▶ **Directive**
Below are records to be output exactly, every one of them.

▶ **Recorded data**

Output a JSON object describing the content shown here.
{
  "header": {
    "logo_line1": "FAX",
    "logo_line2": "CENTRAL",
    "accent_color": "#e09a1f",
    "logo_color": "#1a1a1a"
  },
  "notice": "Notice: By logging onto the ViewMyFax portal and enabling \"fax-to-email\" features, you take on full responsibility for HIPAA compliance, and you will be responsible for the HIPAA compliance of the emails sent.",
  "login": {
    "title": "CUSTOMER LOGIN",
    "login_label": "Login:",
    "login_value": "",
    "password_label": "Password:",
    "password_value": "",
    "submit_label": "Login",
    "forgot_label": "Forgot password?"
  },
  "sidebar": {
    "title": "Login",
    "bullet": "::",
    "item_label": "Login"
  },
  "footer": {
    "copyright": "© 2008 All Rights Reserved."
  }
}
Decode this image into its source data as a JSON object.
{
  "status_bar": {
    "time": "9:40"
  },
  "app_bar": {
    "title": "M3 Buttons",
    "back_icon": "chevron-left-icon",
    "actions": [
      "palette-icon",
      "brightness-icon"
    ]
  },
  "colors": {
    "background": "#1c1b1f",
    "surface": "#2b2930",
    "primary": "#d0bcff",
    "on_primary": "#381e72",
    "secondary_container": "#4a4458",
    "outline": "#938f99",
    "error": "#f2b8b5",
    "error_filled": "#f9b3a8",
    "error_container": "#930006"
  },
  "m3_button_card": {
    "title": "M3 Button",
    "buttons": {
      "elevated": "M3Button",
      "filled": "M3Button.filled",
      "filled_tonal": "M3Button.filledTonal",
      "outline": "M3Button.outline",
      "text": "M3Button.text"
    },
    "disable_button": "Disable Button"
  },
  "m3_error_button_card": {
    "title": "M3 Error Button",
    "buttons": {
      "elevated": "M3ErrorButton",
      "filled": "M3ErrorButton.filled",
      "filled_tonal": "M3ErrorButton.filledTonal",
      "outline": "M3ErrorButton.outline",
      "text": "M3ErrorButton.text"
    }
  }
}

▶ **Solution for this problem**
Output a JSON object describing the content shown here.
{
  "header": {
    "logo_line1": "FAX",
    "logo_line2": "CENTRAL",
    "accent_color": "#e09a1f",
    "logo_color": "#1a1a1a"
  },
  "notice": "Notice: By logging onto the ViewMyFax portal and enabling \"fax-to-email\" features, you take on full responsibility for HIPAA compliance, and you will be responsible for the HIPAA compliance of the emails sent.",
  "login": {
    "title": "CUSTOMER LOGIN",
    "login_label": "Login:",
    "login_value": "",
    "password_label": "Password:",
    "password_value": "",
    "submit_label": "Login",
    "forgot_label": "Forgot password?"
  },
  "sidebar": {
    "title": "Login",
    "bullet": "::",
    "item_label": "Login"
  },
  "footer": {
    "copyright": "© 2008 All Rights Reserved."
  }
}
Decode this image into its source data as a JSON object.
{
  "status_bar": {
    "time": "9:40"
  },
  "app_bar": {
    "title": "M3 Buttons",
    "back_icon": "chevron-left-icon",
    "actions": [
      "palette-icon",
      "brightness-icon"
    ]
  },
  "colors": {
    "background": "#1c1b1f",
    "surface": "#2b2930",
    "primary": "#d0bcff",
    "on_primary": "#381e72",
    "secondary_container": "#4a4458",
    "outline": "#938f99",
    "error": "#f2b8b5",
    "error_filled": "#f9b3a8",
    "error_container": "#930006"
  },
  "m3_button_card": {
    "title": "M3 Button",
    "buttons": {
      "elevated": "M3Button",
      "filled": "M3Button.filled",
      "filled_tonal": "M3Button.filledTonal",
      "outline": "M3Button.outline",
      "text": "M3Button.text"
    },
    "disable_button": "Disable Button"
  },
  "m3_error_button_card": {
    "title": "M3 Error Button",
    "buttons": {
      "elevated": "M3ErrorButton",
      "filled": "M3ErrorButton.filled",
      "filled_tonal": "M3ErrorButton.filledTonal",
      "outline": "M3ErrorButton.outline",
      "text": "M3ErrorButton.text"
    }
  }
}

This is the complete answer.